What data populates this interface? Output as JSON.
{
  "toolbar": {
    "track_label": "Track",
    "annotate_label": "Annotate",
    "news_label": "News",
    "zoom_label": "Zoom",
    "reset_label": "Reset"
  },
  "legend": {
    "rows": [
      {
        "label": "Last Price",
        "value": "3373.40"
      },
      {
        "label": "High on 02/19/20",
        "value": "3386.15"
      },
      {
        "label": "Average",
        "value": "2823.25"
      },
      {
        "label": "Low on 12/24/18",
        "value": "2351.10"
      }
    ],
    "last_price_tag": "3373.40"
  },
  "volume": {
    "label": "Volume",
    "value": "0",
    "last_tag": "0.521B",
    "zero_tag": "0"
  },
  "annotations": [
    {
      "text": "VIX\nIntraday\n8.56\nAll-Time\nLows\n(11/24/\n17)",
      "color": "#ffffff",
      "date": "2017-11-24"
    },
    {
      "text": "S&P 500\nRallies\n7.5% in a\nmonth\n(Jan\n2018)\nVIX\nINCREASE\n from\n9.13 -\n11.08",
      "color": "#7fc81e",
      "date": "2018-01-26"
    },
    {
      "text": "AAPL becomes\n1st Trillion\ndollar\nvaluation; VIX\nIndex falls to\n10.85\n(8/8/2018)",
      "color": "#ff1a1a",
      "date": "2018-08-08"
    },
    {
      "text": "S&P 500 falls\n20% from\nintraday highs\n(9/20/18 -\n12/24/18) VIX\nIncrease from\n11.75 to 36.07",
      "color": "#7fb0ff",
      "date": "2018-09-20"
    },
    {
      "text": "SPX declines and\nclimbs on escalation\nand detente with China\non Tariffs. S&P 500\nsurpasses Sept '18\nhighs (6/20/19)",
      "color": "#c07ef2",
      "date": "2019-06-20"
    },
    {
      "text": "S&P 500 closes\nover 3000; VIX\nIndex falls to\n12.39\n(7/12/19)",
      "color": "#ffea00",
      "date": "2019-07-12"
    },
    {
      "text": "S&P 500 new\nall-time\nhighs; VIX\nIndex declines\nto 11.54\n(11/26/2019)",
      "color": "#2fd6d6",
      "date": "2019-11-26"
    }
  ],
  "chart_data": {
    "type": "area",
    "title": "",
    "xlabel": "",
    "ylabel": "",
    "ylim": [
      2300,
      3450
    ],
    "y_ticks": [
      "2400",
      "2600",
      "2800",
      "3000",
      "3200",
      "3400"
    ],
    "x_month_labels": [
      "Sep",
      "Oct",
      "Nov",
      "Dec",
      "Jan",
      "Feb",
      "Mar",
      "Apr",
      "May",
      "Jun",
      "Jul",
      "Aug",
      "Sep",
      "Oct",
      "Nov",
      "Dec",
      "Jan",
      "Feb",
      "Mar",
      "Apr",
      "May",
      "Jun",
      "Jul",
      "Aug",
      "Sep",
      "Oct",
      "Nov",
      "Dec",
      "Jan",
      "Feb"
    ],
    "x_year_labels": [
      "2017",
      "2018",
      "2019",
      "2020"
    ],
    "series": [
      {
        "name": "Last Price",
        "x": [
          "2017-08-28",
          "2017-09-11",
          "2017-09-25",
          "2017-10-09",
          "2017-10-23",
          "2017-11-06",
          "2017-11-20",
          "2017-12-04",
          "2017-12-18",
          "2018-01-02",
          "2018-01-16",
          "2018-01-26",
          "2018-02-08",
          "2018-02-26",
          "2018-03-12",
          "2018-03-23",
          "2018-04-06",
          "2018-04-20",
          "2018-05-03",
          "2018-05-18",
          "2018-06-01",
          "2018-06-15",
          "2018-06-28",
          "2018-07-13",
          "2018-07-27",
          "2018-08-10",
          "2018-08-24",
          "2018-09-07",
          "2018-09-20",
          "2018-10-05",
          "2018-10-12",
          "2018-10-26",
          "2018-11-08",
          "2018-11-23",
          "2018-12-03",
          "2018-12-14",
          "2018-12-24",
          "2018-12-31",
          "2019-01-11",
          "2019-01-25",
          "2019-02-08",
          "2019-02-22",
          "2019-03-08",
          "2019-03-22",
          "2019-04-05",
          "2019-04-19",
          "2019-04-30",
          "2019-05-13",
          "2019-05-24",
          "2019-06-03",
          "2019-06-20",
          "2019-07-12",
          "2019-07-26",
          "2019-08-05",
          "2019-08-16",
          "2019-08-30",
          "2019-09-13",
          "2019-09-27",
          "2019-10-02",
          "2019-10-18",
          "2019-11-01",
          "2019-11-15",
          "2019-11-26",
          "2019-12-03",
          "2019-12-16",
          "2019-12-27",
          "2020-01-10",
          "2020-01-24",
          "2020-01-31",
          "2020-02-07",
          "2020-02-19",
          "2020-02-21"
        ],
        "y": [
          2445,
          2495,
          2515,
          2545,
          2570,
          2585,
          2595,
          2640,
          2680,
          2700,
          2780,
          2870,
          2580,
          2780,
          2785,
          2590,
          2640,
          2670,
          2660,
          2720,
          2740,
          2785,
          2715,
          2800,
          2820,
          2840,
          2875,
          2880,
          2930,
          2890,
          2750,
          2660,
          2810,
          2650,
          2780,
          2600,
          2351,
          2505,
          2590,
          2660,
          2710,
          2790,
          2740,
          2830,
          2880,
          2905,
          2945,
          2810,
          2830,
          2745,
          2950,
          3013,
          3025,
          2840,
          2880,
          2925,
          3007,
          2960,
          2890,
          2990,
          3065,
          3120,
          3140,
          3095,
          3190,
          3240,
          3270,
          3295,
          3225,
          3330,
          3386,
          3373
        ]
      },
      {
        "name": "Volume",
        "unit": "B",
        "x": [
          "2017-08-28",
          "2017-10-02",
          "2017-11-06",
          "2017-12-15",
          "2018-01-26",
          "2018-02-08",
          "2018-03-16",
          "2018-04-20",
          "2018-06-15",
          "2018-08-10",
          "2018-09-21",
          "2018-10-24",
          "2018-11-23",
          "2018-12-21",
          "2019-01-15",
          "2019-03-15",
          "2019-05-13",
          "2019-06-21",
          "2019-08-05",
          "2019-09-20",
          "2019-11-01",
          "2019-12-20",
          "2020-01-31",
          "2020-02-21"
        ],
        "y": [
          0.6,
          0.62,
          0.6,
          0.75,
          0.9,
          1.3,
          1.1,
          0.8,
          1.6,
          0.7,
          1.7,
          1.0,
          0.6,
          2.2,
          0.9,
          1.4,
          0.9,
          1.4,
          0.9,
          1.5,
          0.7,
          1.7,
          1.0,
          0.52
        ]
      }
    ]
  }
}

════════════════════

PROMPT: Copy the data above exactly. Every line must be included.

COMPLETE RESPONSE:
What data populates this interface? Output as JSON.
{
  "toolbar": {
    "track_label": "Track",
    "annotate_label": "Annotate",
    "news_label": "News",
    "zoom_label": "Zoom",
    "reset_label": "Reset"
  },
  "legend": {
    "rows": [
      {
        "label": "Last Price",
        "value": "3373.40"
      },
      {
        "label": "High on 02/19/20",
        "value": "3386.15"
      },
      {
        "label": "Average",
        "value": "2823.25"
      },
      {
        "label": "Low on 12/24/18",
        "value": "2351.10"
      }
    ],
    "last_price_tag": "3373.40"
  },
  "volume": {
    "label": "Volume",
    "value": "0",
    "last_tag": "0.521B",
    "zero_tag": "0"
  },
  "annotations": [
    {
      "text": "VIX\nIntraday\n8.56\nAll-Time\nLows\n(11/24/\n17)",
      "color": "#ffffff",
      "date": "2017-11-24"
    },
    {
      "text": "S&P 500\nRallies\n7.5% in a\nmonth\n(Jan\n2018)\nVIX\nINCREASE\n from\n9.13 -\n11.08",
      "color": "#7fc81e",
      "date": "2018-01-26"
    },
    {
      "text": "AAPL becomes\n1st Trillion\ndollar\nvaluation; VIX\nIndex falls to\n10.85\n(8/8/2018)",
      "color": "#ff1a1a",
      "date": "2018-08-08"
    },
    {
      "text": "S&P 500 falls\n20% from\nintraday highs\n(9/20/18 -\n12/24/18) VIX\nIncrease from\n11.75 to 36.07",
      "color": "#7fb0ff",
      "date": "2018-09-20"
    },
    {
      "text": "SPX declines and\nclimbs on escalation\nand detente with China\non Tariffs. S&P 500\nsurpasses Sept '18\nhighs (6/20/19)",
      "color": "#c07ef2",
      "date": "2019-06-20"
    },
    {
      "text": "S&P 500 closes\nover 3000; VIX\nIndex falls to\n12.39\n(7/12/19)",
      "color": "#ffea00",
      "date": "2019-07-12"
    },
    {
      "text": "S&P 500 new\nall-time\nhighs; VIX\nIndex declines\nto 11.54\n(11/26/2019)",
      "color": "#2fd6d6",
      "date": "2019-11-26"
    }
  ],
  "chart_data": {
    "type": "area",
    "title": "",
    "xlabel": "",
    "ylabel": "",
    "ylim": [
      2300,
      3450
    ],
    "y_ticks": [
      "2400",
      "2600",
      "2800",
      "3000",
      "3200",
      "3400"
    ],
    "x_month_labels": [
      "Sep",
      "Oct",
      "Nov",
      "Dec",
      "Jan",
      "Feb",
      "Mar",
      "Apr",
      "May",
      "Jun",
      "Jul",
      "Aug",
      "Sep",
      "Oct",
      "Nov",
      "Dec",
      "Jan",
      "Feb",
      "Mar",
      "Apr",
      "May",
      "Jun",
      "Jul",
      "Aug",
      "Sep",
      "Oct",
      "Nov",
      "Dec",
      "Jan",
      "Feb"
    ],
    "x_year_labels": [
      "2017",
      "2018",
      "2019",
      "2020"
    ],
    "series": [
      {
        "name": "Last Price",
        "x": [
          "2017-08-28",
          "2017-09-11",
          "2017-09-25",
          "2017-10-09",
          "2017-10-23",
          "2017-11-06",
          "2017-11-20",
          "2017-12-04",
          "2017-12-18",
          "2018-01-02",
          "2018-01-16",
          "2018-01-26",
          "2018-02-08",
          "2018-02-26",
          "2018-03-12",
          "2018-03-23",
          "2018-04-06",
          "2018-04-20",
          "2018-05-03",
          "2018-05-18",
          "2018-06-01",
          "2018-06-15",
          "2018-06-28",
          "2018-07-13",
          "2018-07-27",
          "2018-08-10",
          "2018-08-24",
          "2018-09-07",
          "2018-09-20",
          "2018-10-05",
          "2018-10-12",
          "2018-10-26",
          "2018-11-08",
          "2018-11-23",
          "2018-12-03",
          "2018-12-14",
          "2018-12-24",
          "2018-12-31",
          "2019-01-11",
          "2019-01-25",
          "2019-02-08",
          "2019-02-22",
          "2019-03-08",
          "2019-03-22",
          "2019-04-05",
          "2019-04-19",
          "2019-04-30",
          "2019-05-13",
          "2019-05-24",
          "2019-06-03",
          "2019-06-20",
          "2019-07-12",
          "2019-07-26",
          "2019-08-05",
          "2019-08-16",
          "2019-08-30",
          "2019-09-13",
          "2019-09-27",
          "2019-10-02",
          "2019-10-18",
          "2019-11-01",
          "2019-11-15",
          "2019-11-26",
          "2019-12-03",
          "2019-12-16",
          "2019-12-27",
          "2020-01-10",
          "2020-01-24",
          "2020-01-31",
          "2020-02-07",
          "2020-02-19",
          "2020-02-21"
        ],
        "y": [
          2445,
          2495,
          2515,
          2545,
          2570,
          2585,
          2595,
          2640,
          2680,
          2700,
          2780,
          2870,
          2580,
          2780,
          2785,
          2590,
          2640,
          2670,
          2660,
          2720,
          2740,
          2785,
          2715,
          2800,
          2820,
          2840,
          2875,
          2880,
          2930,
          2890,
          2750,
          2660,
          2810,
          2650,
          2780,
          2600,
          2351,
          2505,
          2590,
          2660,
          2710,
          2790,
          2740,
          2830,
          2880,
          2905,
          2945,
          2810,
          2830,
          2745,
          2950,
          3013,
          3025,
          2840,
          2880,
          2925,
          3007,
          2960,
          2890,
          2990,
          3065,
          3120,
          3140,
          3095,
          3190,
          3240,
          3270,
          3295,
          3225,
          3330,
          3386,
          3373
        ]
      },
      {
        "name": "Volume",
        "unit": "B",
        "x": [
          "2017-08-28",
          "2017-10-02",
          "2017-11-06",
          "2017-12-15",
          "2018-01-26",
          "2018-02-08",
          "2018-03-16",
          "2018-04-20",
          "2018-06-15",
          "2018-08-10",
          "2018-09-21",
          "2018-10-24",
          "2018-11-23",
          "2018-12-21",
          "2019-01-15",
          "2019-03-15",
          "2019-05-13",
          "2019-06-21",
          "2019-08-05",
          "2019-09-20",
          "2019-11-01",
          "2019-12-20",
          "2020-01-31",
          "2020-02-21"
        ],
        "y": [
          0.6,
          0.62,
          0.6,
          0.75,
          0.9,
          1.3,
          1.1,
          0.8,
          1.6,
          0.7,
          1.7,
          1.0,
          0.6,
          2.2,
          0.9,
          1.4,
          0.9,
          1.4,
          0.9,
          1.5,
          0.7,
          1.7,
          1.0,
          0.52
        ]
      }
    ]
  }
}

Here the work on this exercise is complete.